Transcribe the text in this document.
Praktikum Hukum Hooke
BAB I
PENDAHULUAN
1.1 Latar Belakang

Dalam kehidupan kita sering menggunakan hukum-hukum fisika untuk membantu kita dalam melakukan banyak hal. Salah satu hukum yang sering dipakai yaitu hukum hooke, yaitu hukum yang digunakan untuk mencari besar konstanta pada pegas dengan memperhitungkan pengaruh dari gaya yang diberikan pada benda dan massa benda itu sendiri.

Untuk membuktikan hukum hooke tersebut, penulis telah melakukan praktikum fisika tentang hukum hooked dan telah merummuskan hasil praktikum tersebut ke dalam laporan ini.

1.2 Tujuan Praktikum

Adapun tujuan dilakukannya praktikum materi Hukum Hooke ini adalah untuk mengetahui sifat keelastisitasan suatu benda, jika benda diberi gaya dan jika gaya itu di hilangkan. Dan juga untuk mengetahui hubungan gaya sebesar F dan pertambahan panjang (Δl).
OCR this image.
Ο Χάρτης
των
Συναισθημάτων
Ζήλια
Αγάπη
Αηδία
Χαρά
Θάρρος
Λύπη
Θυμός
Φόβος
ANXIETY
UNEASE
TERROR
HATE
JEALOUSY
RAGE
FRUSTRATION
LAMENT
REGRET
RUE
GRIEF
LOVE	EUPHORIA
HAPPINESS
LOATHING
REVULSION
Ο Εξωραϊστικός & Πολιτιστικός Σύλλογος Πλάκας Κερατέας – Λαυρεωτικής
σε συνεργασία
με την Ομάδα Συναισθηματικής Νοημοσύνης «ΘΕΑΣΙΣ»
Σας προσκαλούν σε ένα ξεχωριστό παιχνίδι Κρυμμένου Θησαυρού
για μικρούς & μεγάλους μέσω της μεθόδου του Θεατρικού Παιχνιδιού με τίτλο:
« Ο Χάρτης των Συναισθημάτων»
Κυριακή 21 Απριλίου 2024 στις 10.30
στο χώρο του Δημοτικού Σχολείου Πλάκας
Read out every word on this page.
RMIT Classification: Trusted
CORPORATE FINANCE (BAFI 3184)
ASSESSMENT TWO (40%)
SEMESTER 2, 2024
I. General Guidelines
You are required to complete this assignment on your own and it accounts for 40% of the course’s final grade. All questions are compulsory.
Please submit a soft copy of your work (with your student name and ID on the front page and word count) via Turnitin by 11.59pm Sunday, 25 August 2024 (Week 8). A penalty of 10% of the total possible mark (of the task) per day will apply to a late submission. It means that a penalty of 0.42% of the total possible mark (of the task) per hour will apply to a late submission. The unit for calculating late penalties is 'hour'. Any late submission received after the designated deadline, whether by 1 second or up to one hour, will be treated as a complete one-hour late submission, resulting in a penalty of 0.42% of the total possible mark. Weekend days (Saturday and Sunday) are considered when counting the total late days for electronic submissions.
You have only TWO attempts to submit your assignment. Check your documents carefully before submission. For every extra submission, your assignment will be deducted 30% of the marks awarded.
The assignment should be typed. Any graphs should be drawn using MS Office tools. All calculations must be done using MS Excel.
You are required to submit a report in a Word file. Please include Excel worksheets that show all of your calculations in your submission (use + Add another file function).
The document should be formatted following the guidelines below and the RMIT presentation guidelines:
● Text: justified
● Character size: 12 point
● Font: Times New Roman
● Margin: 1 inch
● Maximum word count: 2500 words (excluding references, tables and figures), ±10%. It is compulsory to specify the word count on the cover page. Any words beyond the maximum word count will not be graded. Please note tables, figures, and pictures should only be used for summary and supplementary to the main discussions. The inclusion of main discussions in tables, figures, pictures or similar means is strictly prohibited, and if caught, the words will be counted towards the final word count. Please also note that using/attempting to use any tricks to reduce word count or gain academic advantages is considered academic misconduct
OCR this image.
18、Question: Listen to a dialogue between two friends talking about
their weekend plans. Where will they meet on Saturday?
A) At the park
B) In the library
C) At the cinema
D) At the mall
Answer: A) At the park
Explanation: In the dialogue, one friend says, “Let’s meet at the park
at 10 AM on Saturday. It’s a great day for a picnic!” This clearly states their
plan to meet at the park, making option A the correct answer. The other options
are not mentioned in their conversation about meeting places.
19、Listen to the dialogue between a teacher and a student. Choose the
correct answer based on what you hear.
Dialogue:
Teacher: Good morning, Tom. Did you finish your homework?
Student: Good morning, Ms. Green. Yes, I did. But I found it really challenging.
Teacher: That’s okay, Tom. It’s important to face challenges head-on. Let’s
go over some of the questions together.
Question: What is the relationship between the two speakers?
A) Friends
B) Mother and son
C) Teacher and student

+ + + +

## YOUR GOAL
Return all of the entries exactly as they were supplied.

## RESPONSE FOR THIS EXERCISE
Transcribe the text in this document.
Praktikum Hukum Hooke
BAB I
PENDAHULUAN
1.1 Latar Belakang

Dalam kehidupan kita sering menggunakan hukum-hukum fisika untuk membantu kita dalam melakukan banyak hal. Salah satu hukum yang sering dipakai yaitu hukum hooke, yaitu hukum yang digunakan untuk mencari besar konstanta pada pegas dengan memperhitungkan pengaruh dari gaya yang diberikan pada benda dan massa benda itu sendiri.

Untuk membuktikan hukum hooke tersebut, penulis telah melakukan praktikum fisika tentang hukum hooked dan telah merummuskan hasil praktikum tersebut ke dalam laporan ini.

1.2 Tujuan Praktikum

Adapun tujuan dilakukannya praktikum materi Hukum Hooke ini adalah untuk mengetahui sifat keelastisitasan suatu benda, jika benda diberi gaya dan jika gaya itu di hilangkan. Dan juga untuk mengetahui hubungan gaya sebesar F dan pertambahan panjang (Δl).
OCR this image.
Ο Χάρτης
των
Συναισθημάτων
Ζήλια
Αγάπη
Αηδία
Χαρά
Θάρρος
Λύπη
Θυμός
Φόβος
ANXIETY
UNEASE
TERROR
HATE
JEALOUSY
RAGE
FRUSTRATION
LAMENT
REGRET
RUE
GRIEF
LOVE	EUPHORIA
HAPPINESS
LOATHING
REVULSION
Ο Εξωραϊστικός & Πολιτιστικός Σύλλογος Πλάκας Κερατέας – Λαυρεωτικής
σε συνεργασία
με την Ομάδα Συναισθηματικής Νοημοσύνης «ΘΕΑΣΙΣ»
Σας προσκαλούν σε ένα ξεχωριστό παιχνίδι Κρυμμένου Θησαυρού
για μικρούς & μεγάλους μέσω της μεθόδου του Θεατρικού Παιχνιδιού με τίτλο:
« Ο Χάρτης των Συναισθημάτων»
Κυριακή 21 Απριλίου 2024 στις 10.30
στο χώρο του Δημοτικού Σχολείου Πλάκας
Read out every word on this page.
RMIT Classification: Trusted
CORPORATE FINANCE (BAFI 3184)
ASSESSMENT TWO (40%)
SEMESTER 2, 2024
I. General Guidelines
You are required to complete this assignment on your own and it accounts for 40% of the course’s final grade. All questions are compulsory.
Please submit a soft copy of your work (with your student name and ID on the front page and word count) via Turnitin by 11.59pm Sunday, 25 August 2024 (Week 8). A penalty of 10% of the total possible mark (of the task) per day will apply to a late submission. It means that a penalty of 0.42% of the total possible mark (of the task) per hour will apply to a late submission. The unit for calculating late penalties is 'hour'. Any late submission received after the designated deadline, whether by 1 second or up to one hour, will be treated as a complete one-hour late submission, resulting in a penalty of 0.42% of the total possible mark. Weekend days (Saturday and Sunday) are considered when counting the total late days for electronic submissions.
You have only TWO attempts to submit your assignment. Check your documents carefully before submission. For every extra submission, your assignment will be deducted 30% of the marks awarded.
The assignment should be typed. Any graphs should be drawn using MS Office tools. All calculations must be done using MS Excel.
You are required to submit a report in a Word file. Please include Excel worksheets that show all of your calculations in your submission (use + Add another file function).
The document should be formatted following the guidelines below and the RMIT presentation guidelines:
● Text: justified
● Character size: 12 point
● Font: Times New Roman
● Margin: 1 inch
● Maximum word count: 2500 words (excluding references, tables and figures), ±10%. It is compulsory to specify the word count on the cover page. Any words beyond the maximum word count will not be graded. Please note tables, figures, and pictures should only be used for summary and supplementary to the main discussions. The inclusion of main discussions in tables, figures, pictures or similar means is strictly prohibited, and if caught, the words will be counted towards the final word count. Please also note that using/attempting to use any tricks to reduce word count or gain academic advantages is considered academic misconduct
OCR this image.
18、Question: Listen to a dialogue between two friends talking about
their weekend plans. Where will they meet on Saturday?
A) At the park
B) In the library
C) At the cinema
D) At the mall
Answer: A) At the park
Explanation: In the dialogue, one friend says, “Let’s meet at the park
at 10 AM on Saturday. It’s a great day for a picnic!” This clearly states their
plan to meet at the park, making option A the correct answer. The other options
are not mentioned in their conversation about meeting places.
19、Listen to the dialogue between a teacher and a student. Choose the
correct answer based on what you hear.
Dialogue:
Teacher: Good morning, Tom. Did you finish your homework?
Student: Good morning, Ms. Green. Yes, I did. But I found it really challenging.
Teacher: That’s okay, Tom. It’s important to face challenges head-on. Let’s
go over some of the questions together.
Question: What is the relationship between the two speakers?
A) Friends
B) Mother and son
C) Teacher and student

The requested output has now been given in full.